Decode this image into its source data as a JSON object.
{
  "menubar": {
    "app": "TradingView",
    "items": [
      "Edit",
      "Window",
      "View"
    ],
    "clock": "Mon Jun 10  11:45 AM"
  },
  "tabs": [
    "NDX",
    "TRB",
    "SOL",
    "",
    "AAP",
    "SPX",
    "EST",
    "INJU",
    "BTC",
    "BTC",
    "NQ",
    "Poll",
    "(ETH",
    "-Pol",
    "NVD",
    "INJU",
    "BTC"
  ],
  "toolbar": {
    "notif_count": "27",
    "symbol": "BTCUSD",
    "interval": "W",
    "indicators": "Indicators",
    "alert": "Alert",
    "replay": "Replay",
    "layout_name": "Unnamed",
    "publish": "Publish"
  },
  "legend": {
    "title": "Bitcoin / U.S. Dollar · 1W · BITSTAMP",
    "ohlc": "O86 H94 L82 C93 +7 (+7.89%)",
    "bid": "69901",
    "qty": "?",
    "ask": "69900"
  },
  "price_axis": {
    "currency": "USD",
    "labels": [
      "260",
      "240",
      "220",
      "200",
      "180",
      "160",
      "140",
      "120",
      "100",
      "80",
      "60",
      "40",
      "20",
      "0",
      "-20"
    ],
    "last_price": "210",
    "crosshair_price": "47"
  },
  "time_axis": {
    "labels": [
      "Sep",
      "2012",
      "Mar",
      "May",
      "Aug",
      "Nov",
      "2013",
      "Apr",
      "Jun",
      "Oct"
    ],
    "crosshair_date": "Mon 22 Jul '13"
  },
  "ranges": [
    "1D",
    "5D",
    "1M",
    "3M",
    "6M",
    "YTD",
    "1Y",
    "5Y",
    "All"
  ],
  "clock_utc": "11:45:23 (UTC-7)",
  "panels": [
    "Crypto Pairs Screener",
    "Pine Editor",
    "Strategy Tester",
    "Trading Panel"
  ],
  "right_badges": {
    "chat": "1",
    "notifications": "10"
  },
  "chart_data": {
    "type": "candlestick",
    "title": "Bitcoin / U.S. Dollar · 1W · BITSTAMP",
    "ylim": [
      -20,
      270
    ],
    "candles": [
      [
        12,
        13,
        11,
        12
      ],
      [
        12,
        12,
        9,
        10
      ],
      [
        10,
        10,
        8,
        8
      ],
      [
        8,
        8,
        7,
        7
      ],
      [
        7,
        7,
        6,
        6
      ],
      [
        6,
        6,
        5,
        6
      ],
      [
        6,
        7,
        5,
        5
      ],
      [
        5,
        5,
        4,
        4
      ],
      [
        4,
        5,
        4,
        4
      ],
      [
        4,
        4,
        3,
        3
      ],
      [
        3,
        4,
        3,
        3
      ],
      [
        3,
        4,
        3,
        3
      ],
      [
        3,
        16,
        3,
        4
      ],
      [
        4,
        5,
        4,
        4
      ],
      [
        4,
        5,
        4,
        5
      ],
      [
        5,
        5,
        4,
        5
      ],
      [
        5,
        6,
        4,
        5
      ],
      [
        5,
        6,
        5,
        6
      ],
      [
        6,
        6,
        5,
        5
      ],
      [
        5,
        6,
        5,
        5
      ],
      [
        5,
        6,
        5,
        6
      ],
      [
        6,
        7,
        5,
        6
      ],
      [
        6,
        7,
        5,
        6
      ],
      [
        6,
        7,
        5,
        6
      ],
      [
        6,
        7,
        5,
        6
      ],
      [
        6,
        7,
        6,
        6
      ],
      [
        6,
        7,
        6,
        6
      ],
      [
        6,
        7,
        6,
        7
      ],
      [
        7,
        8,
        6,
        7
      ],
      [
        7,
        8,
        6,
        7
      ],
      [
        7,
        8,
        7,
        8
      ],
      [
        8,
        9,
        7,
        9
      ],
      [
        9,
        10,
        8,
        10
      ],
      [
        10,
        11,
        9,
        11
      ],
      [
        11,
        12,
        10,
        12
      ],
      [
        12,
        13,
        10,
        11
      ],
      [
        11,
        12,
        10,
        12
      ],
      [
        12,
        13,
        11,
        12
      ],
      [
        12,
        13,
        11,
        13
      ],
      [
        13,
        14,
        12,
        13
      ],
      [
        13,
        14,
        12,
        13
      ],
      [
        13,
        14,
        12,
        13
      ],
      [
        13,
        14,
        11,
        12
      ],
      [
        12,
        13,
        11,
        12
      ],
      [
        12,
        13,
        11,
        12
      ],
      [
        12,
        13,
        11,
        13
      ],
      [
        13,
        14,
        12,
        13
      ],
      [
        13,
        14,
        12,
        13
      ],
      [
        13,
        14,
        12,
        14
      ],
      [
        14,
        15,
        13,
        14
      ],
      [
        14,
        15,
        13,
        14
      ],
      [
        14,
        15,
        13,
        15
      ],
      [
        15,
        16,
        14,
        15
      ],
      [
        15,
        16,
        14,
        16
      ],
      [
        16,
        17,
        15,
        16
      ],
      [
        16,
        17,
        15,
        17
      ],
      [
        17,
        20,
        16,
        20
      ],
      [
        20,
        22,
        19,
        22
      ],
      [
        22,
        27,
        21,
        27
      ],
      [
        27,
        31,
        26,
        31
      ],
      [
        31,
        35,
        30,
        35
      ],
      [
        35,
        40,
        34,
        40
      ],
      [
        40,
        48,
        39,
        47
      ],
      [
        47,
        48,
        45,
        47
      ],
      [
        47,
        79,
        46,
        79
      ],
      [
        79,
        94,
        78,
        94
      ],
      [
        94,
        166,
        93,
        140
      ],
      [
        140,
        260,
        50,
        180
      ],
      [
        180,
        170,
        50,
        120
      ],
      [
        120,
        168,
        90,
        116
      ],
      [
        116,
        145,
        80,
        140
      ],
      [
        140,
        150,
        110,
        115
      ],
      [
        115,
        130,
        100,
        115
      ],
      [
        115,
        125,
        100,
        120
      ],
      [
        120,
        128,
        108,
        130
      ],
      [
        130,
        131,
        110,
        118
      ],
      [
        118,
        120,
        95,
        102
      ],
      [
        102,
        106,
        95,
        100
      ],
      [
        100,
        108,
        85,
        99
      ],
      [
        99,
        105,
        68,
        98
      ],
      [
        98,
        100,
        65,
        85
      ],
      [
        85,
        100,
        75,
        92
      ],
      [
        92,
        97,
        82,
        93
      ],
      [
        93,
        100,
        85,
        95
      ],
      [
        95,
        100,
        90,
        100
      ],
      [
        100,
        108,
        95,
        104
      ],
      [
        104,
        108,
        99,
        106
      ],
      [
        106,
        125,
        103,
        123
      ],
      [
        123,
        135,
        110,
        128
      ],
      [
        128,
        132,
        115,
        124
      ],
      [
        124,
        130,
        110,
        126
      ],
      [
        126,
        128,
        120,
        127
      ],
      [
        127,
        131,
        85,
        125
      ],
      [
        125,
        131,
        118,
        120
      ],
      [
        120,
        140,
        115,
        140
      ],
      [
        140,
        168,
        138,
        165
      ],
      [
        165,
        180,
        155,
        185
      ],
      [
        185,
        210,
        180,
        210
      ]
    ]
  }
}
________________________________________
Restate the data above word for word.

- Output of the exercise -
Decode this image into its source data as a JSON object.
{
  "menubar": {
    "app": "TradingView",
    "items": [
      "Edit",
      "Window",
      "View"
    ],
    "clock": "Mon Jun 10  11:45 AM"
  },
  "tabs": [
    "NDX",
    "TRB",
    "SOL",
    "",
    "AAP",
    "SPX",
    "EST",
    "INJU",
    "BTC",
    "BTC",
    "NQ",
    "Poll",
    "(ETH",
    "-Pol",
    "NVD",
    "INJU",
    "BTC"
  ],
  "toolbar": {
    "notif_count": "27",
    "symbol": "BTCUSD",
    "interval": "W",
    "indicators": "Indicators",
    "alert": "Alert",
    "replay": "Replay",
    "layout_name": "Unnamed",
    "publish": "Publish"
  },
  "legend": {
    "title": "Bitcoin / U.S. Dollar · 1W · BITSTAMP",
    "ohlc": "O86 H94 L82 C93 +7 (+7.89%)",
    "bid": "69901",
    "qty": "?",
    "ask": "69900"
  },
  "price_axis": {
    "currency": "USD",
    "labels": [
      "260",
      "240",
      "220",
      "200",
      "180",
      "160",
      "140",
      "120",
      "100",
      "80",
      "60",
      "40",
      "20",
      "0",
      "-20"
    ],
    "last_price": "210",
    "crosshair_price": "47"
  },
  "time_axis": {
    "labels": [
      "Sep",
      "2012",
      "Mar",
      "May",
      "Aug",
      "Nov",
      "2013",
      "Apr",
      "Jun",
      "Oct"
    ],
    "crosshair_date": "Mon 22 Jul '13"
  },
  "ranges": [
    "1D",
    "5D",
    "1M",
    "3M",
    "6M",
    "YTD",
    "1Y",
    "5Y",
    "All"
  ],
  "clock_utc": "11:45:23 (UTC-7)",
  "panels": [
    "Crypto Pairs Screener",
    "Pine Editor",
    "Strategy Tester",
    "Trading Panel"
  ],
  "right_badges": {
    "chat": "1",
    "notifications": "10"
  },
  "chart_data": {
    "type": "candlestick",
    "title": "Bitcoin / U.S. Dollar · 1W · BITSTAMP",
    "ylim": [
      -20,
      270
    ],
    "candles": [
      [
        12,
        13,
        11,
        12
      ],
      [
        12,
        12,
        9,
        10
      ],
      [
        10,
        10,
        8,
        8
      ],
      [
        8,
        8,
        7,
        7
      ],
      [
        7,
        7,
        6,
        6
      ],
      [
        6,
        6,
        5,
        6
      ],
      [
        6,
        7,
        5,
        5
      ],
      [
        5,
        5,
        4,
        4
      ],
      [
        4,
        5,
        4,
        4
      ],
      [
        4,
        4,
        3,
        3
      ],
      [
        3,
        4,
        3,
        3
      ],
      [
        3,
        4,
        3,
        3
      ],
      [
        3,
        16,
        3,
        4
      ],
      [
        4,
        5,
        4,
        4
      ],
      [
        4,
        5,
        4,
        5
      ],
      [
        5,
        5,
        4,
        5
      ],
      [
        5,
        6,
        4,
        5
      ],
      [
        5,
        6,
        5,
        6
      ],
      [
        6,
        6,
        5,
        5
      ],
      [
        5,
        6,
        5,
        5
      ],
      [
        5,
        6,
        5,
        6
      ],
      [
        6,
        7,
        5,
        6
      ],
      [
        6,
        7,
        5,
        6
      ],
      [
        6,
        7,
        5,
        6
      ],
      [
        6,
        7,
        5,
        6
      ],
      [
        6,
        7,
        6,
        6
      ],
      [
        6,
        7,
        6,
        6
      ],
      [
        6,
        7,
        6,
        7
      ],
      [
        7,
        8,
        6,
        7
      ],
      [
        7,
        8,
        6,
        7
      ],
      [
        7,
        8,
        7,
        8
      ],
      [
        8,
        9,
        7,
        9
      ],
      [
        9,
        10,
        8,
        10
      ],
      [
        10,
        11,
        9,
        11
      ],
      [
        11,
        12,
        10,
        12
      ],
      [
        12,
        13,
        10,
        11
      ],
      [
        11,
        12,
        10,
        12
      ],
      [
        12,
        13,
        11,
        12
      ],
      [
        12,
        13,
        11,
        13
      ],
      [
        13,
        14,
        12,
        13
      ],
      [
        13,
        14,
        12,
        13
      ],
      [
        13,
        14,
        12,
        13
      ],
      [
        13,
        14,
        11,
        12
      ],
      [
        12,
        13,
        11,
        12
      ],
      [
        12,
        13,
        11,
        12
      ],
      [
        12,
        13,
        11,
        13
      ],
      [
        13,
        14,
        12,
        13
      ],
      [
        13,
        14,
        12,
        13
      ],
      [
        13,
        14,
        12,
        14
      ],
      [
        14,
        15,
        13,
        14
      ],
      [
        14,
        15,
        13,
        14
      ],
      [
        14,
        15,
        13,
        15
      ],
      [
        15,
        16,
        14,
        15
      ],
      [
        15,
        16,
        14,
        16
      ],
      [
        16,
        17,
        15,
        16
      ],
      [
        16,
        17,
        15,
        17
      ],
      [
        17,
        20,
        16,
        20
      ],
      [
        20,
        22,
        19,
        22
      ],
      [
        22,
        27,
        21,
        27
      ],
      [
        27,
        31,
        26,
        31
      ],
      [
        31,
        35,
        30,
        35
      ],
      [
        35,
        40,
        34,
        40
      ],
      [
        40,
        48,
        39,
        47
      ],
      [
        47,
        48,
        45,
        47
      ],
      [
        47,
        79,
        46,
        79
      ],
      [
        79,
        94,
        78,
        94
      ],
      [
        94,
        166,
        93,
        140
      ],
      [
        140,
        260,
        50,
        180
      ],
      [
        180,
        170,
        50,
        120
      ],
      [
        120,
        168,
        90,
        116
      ],
      [
        116,
        145,
        80,
        140
      ],
      [
        140,
        150,
        110,
        115
      ],
      [
        115,
        130,
        100,
        115
      ],
      [
        115,
        125,
        100,
        120
      ],
      [
        120,
        128,
        108,
        130
      ],
      [
        130,
        131,
        110,
        118
      ],
      [
        118,
        120,
        95,
        102
      ],
      [
        102,
        106,
        95,
        100
      ],
      [
        100,
        108,
        85,
        99
      ],
      [
        99,
        105,
        68,
        98
      ],
      [
        98,
        100,
        65,
        85
      ],
      [
        85,
        100,
        75,
        92
      ],
      [
        92,
        97,
        82,
        93
      ],
      [
        93,
        100,
        85,
        95
      ],
      [
        95,
        100,
        90,
        100
      ],
      [
        100,
        108,
        95,
        104
      ],
      [
        104,
        108,
        99,
        106
      ],
      [
        106,
        125,
        103,
        123
      ],
      [
        123,
        135,
        110,
        128
      ],
      [
        128,
        132,
        115,
        124
      ],
      [
        124,
        130,
        110,
        126
      ],
      [
        126,
        128,
        120,
        127
      ],
      [
        127,
        131,
        85,
        125
      ],
      [
        125,
        131,
        118,
        120
      ],
      [
        120,
        140,
        115,
        140
      ],
      [
        140,
        168,
        138,
        165
      ],
      [
        165,
        180,
        155,
        185
      ],
      [
        185,
        210,
        180,
        210
      ]
    ]
  }
}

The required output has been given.